▸ Exercise description
In full and without alteration, repeat the material.

▸ Records to use
********************
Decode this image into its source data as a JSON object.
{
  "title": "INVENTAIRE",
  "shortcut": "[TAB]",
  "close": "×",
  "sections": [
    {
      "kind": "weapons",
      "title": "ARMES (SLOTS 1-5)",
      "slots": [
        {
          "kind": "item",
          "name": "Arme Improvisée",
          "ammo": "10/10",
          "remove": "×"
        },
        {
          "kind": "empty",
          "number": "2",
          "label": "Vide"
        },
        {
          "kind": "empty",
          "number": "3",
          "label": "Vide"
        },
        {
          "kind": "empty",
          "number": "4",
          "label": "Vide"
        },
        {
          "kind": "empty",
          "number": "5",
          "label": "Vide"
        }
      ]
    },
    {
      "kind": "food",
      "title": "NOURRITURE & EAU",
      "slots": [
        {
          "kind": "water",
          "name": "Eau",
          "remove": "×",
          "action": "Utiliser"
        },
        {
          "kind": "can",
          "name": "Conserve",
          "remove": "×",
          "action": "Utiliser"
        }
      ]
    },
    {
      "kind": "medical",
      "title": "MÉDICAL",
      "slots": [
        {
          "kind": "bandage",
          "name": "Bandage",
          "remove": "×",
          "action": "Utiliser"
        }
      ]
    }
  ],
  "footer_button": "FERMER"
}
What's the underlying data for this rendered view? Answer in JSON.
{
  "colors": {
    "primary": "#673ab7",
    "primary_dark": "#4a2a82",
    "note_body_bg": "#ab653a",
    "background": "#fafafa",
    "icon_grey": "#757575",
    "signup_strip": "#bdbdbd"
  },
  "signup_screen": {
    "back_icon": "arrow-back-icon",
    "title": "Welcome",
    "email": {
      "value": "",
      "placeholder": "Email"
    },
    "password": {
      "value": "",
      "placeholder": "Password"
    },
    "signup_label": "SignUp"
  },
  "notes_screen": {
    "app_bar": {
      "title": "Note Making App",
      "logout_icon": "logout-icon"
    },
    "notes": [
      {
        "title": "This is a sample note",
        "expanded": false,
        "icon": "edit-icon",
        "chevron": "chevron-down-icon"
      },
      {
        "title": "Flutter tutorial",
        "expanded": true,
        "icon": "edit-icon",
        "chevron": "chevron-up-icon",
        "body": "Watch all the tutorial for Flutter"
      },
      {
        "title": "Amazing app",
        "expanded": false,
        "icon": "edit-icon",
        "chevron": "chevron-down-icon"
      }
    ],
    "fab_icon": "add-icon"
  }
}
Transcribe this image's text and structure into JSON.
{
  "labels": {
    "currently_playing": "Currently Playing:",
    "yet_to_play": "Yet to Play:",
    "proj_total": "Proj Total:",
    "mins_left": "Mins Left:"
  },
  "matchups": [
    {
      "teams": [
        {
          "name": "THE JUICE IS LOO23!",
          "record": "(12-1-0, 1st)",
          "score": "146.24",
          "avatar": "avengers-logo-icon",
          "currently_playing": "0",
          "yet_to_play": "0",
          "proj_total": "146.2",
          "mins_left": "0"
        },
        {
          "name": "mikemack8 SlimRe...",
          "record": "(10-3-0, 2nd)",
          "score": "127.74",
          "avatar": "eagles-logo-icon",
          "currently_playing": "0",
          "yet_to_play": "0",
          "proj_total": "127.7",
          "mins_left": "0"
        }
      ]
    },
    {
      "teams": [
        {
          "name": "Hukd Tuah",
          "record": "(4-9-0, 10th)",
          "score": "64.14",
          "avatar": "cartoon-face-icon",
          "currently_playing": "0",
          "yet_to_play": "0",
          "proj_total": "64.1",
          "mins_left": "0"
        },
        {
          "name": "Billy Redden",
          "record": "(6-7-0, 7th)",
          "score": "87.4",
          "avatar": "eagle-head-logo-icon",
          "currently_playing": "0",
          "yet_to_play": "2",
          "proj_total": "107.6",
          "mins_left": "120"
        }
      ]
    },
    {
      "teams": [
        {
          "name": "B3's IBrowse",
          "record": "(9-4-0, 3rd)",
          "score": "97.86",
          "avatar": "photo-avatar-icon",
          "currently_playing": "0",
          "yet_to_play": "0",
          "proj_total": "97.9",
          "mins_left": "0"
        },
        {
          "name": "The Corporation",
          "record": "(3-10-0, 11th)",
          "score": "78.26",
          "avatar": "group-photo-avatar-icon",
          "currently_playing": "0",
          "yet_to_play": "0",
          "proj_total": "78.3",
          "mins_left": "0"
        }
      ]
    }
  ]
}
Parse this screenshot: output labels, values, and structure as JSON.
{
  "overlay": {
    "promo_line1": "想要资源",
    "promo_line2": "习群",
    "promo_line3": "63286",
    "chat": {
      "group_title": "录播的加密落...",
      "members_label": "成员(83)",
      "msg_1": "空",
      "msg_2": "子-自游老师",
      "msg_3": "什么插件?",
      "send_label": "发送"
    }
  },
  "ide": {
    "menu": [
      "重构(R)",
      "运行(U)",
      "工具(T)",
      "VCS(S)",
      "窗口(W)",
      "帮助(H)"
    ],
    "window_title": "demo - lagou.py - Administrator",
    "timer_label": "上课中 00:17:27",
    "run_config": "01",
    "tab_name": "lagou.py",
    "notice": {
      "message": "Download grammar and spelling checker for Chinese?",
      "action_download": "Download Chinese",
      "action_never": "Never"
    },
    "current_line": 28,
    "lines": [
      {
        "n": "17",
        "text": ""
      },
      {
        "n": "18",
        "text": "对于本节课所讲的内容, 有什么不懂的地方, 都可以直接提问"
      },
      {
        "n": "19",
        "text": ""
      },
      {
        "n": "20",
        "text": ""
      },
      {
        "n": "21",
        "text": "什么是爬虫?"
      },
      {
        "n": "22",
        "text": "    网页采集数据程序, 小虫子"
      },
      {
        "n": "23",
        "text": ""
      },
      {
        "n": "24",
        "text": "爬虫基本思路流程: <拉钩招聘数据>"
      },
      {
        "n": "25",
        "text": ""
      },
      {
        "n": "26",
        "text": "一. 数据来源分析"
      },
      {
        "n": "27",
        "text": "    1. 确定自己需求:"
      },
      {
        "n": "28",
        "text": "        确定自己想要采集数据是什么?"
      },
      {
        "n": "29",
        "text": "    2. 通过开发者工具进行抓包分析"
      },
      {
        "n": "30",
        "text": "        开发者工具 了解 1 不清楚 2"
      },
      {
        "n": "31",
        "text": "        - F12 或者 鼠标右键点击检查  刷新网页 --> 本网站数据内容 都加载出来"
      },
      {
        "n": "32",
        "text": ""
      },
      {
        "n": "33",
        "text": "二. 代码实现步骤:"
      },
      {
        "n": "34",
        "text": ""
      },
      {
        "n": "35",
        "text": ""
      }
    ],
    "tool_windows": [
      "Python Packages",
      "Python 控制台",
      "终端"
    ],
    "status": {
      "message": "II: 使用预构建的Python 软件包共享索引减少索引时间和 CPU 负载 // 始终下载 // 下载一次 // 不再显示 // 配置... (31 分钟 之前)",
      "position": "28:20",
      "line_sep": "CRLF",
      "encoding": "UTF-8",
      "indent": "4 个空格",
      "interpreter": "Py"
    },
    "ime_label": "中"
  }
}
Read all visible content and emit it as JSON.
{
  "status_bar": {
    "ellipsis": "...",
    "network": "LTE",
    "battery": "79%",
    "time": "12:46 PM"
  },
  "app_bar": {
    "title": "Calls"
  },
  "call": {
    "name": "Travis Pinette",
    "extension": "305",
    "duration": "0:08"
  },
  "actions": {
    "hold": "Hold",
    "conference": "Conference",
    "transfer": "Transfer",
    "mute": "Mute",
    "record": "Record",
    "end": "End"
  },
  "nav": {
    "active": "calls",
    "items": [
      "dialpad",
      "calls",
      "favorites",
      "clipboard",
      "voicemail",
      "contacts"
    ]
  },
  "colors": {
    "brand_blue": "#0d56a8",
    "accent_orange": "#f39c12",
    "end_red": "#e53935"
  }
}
********************
▸ Completed task
Decode this image into its source data as a JSON object.
{
  "title": "INVENTAIRE",
  "shortcut": "[TAB]",
  "close": "×",
  "sections": [
    {
      "kind": "weapons",
      "title": "ARMES (SLOTS 1-5)",
      "slots": [
        {
          "kind": "item",
          "name": "Arme Improvisée",
          "ammo": "10/10",
          "remove": "×"
        },
        {
          "kind": "empty",
          "number": "2",
          "label": "Vide"
        },
        {
          "kind": "empty",
          "number": "3",
          "label": "Vide"
        },
        {
          "kind": "empty",
          "number": "4",
          "label": "Vide"
        },
        {
          "kind": "empty",
          "number": "5",
          "label": "Vide"
        }
      ]
    },
    {
      "kind": "food",
      "title": "NOURRITURE & EAU",
      "slots": [
        {
          "kind": "water",
          "name": "Eau",
          "remove": "×",
          "action": "Utiliser"
        },
        {
          "kind": "can",
          "name": "Conserve",
          "remove": "×",
          "action": "Utiliser"
        }
      ]
    },
    {
      "kind": "medical",
      "title": "MÉDICAL",
      "slots": [
        {
          "kind": "bandage",
          "name": "Bandage",
          "remove": "×",
          "action": "Utiliser"
        }
      ]
    }
  ],
  "footer_button": "FERMER"
}
What's the underlying data for this rendered view? Answer in JSON.
{
  "colors": {
    "primary": "#673ab7",
    "primary_dark": "#4a2a82",
    "note_body_bg": "#ab653a",
    "background": "#fafafa",
    "icon_grey": "#757575",
    "signup_strip": "#bdbdbd"
  },
  "signup_screen": {
    "back_icon": "arrow-back-icon",
    "title": "Welcome",
    "email": {
      "value": "",
      "placeholder": "Email"
    },
    "password": {
      "value": "",
      "placeholder": "Password"
    },
    "signup_label": "SignUp"
  },
  "notes_screen": {
    "app_bar": {
      "title": "Note Making App",
      "logout_icon": "logout-icon"
    },
    "notes": [
      {
        "title": "This is a sample note",
        "expanded": false,
        "icon": "edit-icon",
        "chevron": "chevron-down-icon"
      },
      {
        "title": "Flutter tutorial",
        "expanded": true,
        "icon": "edit-icon",
        "chevron": "chevron-up-icon",
        "body": "Watch all the tutorial for Flutter"
      },
      {
        "title": "Amazing app",
        "expanded": false,
        "icon": "edit-icon",
        "chevron": "chevron-down-icon"
      }
    ],
    "fab_icon": "add-icon"
  }
}
Transcribe this image's text and structure into JSON.
{
  "labels": {
    "currently_playing": "Currently Playing:",
    "yet_to_play": "Yet to Play:",
    "proj_total": "Proj Total:",
    "mins_left": "Mins Left:"
  },
  "matchups": [
    {
      "teams": [
        {
          "name": "THE JUICE IS LOO23!",
          "record": "(12-1-0, 1st)",
          "score": "146.24",
          "avatar": "avengers-logo-icon",
          "currently_playing": "0",
          "yet_to_play": "0",
          "proj_total": "146.2",
          "mins_left": "0"
        },
        {
          "name": "mikemack8 SlimRe...",
          "record": "(10-3-0, 2nd)",
          "score": "127.74",
          "avatar": "eagles-logo-icon",
          "currently_playing": "0",
          "yet_to_play": "0",
          "proj_total": "127.7",
          "mins_left": "0"
        }
      ]
    },
    {
      "teams": [
        {
          "name": "Hukd Tuah",
          "record": "(4-9-0, 10th)",
          "score": "64.14",
          "avatar": "cartoon-face-icon",
          "currently_playing": "0",
          "yet_to_play": "0",
          "proj_total": "64.1",
          "mins_left": "0"
        },
        {
          "name": "Billy Redden",
          "record": "(6-7-0, 7th)",
          "score": "87.4",
          "avatar": "eagle-head-logo-icon",
          "currently_playing": "0",
          "yet_to_play": "2",
          "proj_total": "107.6",
          "mins_left": "120"
        }
      ]
    },
    {
      "teams": [
        {
          "name": "B3's IBrowse",
          "record": "(9-4-0, 3rd)",
          "score": "97.86",
          "avatar": "photo-avatar-icon",
          "currently_playing": "0",
          "yet_to_play": "0",
          "proj_total": "97.9",
          "mins_left": "0"
        },
        {
          "name": "The Corporation",
          "record": "(3-10-0, 11th)",
          "score": "78.26",
          "avatar": "group-photo-avatar-icon",
          "currently_playing": "0",
          "yet_to_play": "0",
          "proj_total": "78.3",
          "mins_left": "0"
        }
      ]
    }
  ]
}
Parse this screenshot: output labels, values, and structure as JSON.
{
  "overlay": {
    "promo_line1": "想要资源",
    "promo_line2": "习群",
    "promo_line3": "63286",
    "chat": {
      "group_title": "录播的加密落...",
      "members_label": "成员(83)",
      "msg_1": "空",
      "msg_2": "子-自游老师",
      "msg_3": "什么插件?",
      "send_label": "发送"
    }
  },
  "ide": {
    "menu": [
      "重构(R)",
      "运行(U)",
      "工具(T)",
      "VCS(S)",
      "窗口(W)",
      "帮助(H)"
    ],
    "window_title": "demo - lagou.py - Administrator",
    "timer_label": "上课中 00:17:27",
    "run_config": "01",
    "tab_name": "lagou.py",
    "notice": {
      "message": "Download grammar and spelling checker for Chinese?",
      "action_download": "Download Chinese",
      "action_never": "Never"
    },
    "current_line": 28,
    "lines": [
      {
        "n": "17",
        "text": ""
      },
      {
        "n": "18",
        "text": "对于本节课所讲的内容, 有什么不懂的地方, 都可以直接提问"
      },
      {
        "n": "19",
        "text": ""
      },
      {
        "n": "20",
        "text": ""
      },
      {
        "n": "21",
        "text": "什么是爬虫?"
      },
      {
        "n": "22",
        "text": "    网页采集数据程序, 小虫子"
      },
      {
        "n": "23",
        "text": ""
      },
      {
        "n": "24",
        "text": "爬虫基本思路流程: <拉钩招聘数据>"
      },
      {
        "n": "25",
        "text": ""
      },
      {
        "n": "26",
        "text": "一. 数据来源分析"
      },
      {
        "n": "27",
        "text": "    1. 确定自己需求:"
      },
      {
        "n": "28",
        "text": "        确定自己想要采集数据是什么?"
      },
      {
        "n": "29",
        "text": "    2. 通过开发者工具进行抓包分析"
      },
      {
        "n": "30",
        "text": "        开发者工具 了解 1 不清楚 2"
      },
      {
        "n": "31",
        "text": "        - F12 或者 鼠标右键点击检查  刷新网页 --> 本网站数据内容 都加载出来"
      },
      {
        "n": "32",
        "text": ""
      },
      {
        "n": "33",
        "text": "二. 代码实现步骤:"
      },
      {
        "n": "34",
        "text": ""
      },
      {
        "n": "35",
        "text": ""
      }
    ],
    "tool_windows": [
      "Python Packages",
      "Python 控制台",
      "终端"
    ],
    "status": {
      "message": "II: 使用预构建的Python 软件包共享索引减少索引时间和 CPU 负载 // 始终下载 // 下载一次 // 不再显示 // 配置... (31 分钟 之前)",
      "position": "28:20",
      "line_sep": "CRLF",
      "encoding": "UTF-8",
      "indent": "4 个空格",
      "interpreter": "Py"
    },
    "ime_label": "中"
  }
}
Read all visible content and emit it as JSON.
{
  "status_bar": {
    "ellipsis": "...",
    "network": "LTE",
    "battery": "79%",
    "time": "12:46 PM"
  },
  "app_bar": {
    "title": "Calls"
  },
  "call": {
    "name": "Travis Pinette",
    "extension": "305",
    "duration": "0:08"
  },
  "actions": {
    "hold": "Hold",
    "conference": "Conference",
    "transfer": "Transfer",
    "mute": "Mute",
    "record": "Record",
    "end": "End"
  },
  "nav": {
    "active": "calls",
    "items": [
      "dialpad",
      "calls",
      "favorites",
      "clipboard",
      "voicemail",
      "contacts"
    ]
  },
  "colors": {
    "brand_blue": "#0d56a8",
    "accent_orange": "#f39c12",
    "end_red": "#e53935"
  }
}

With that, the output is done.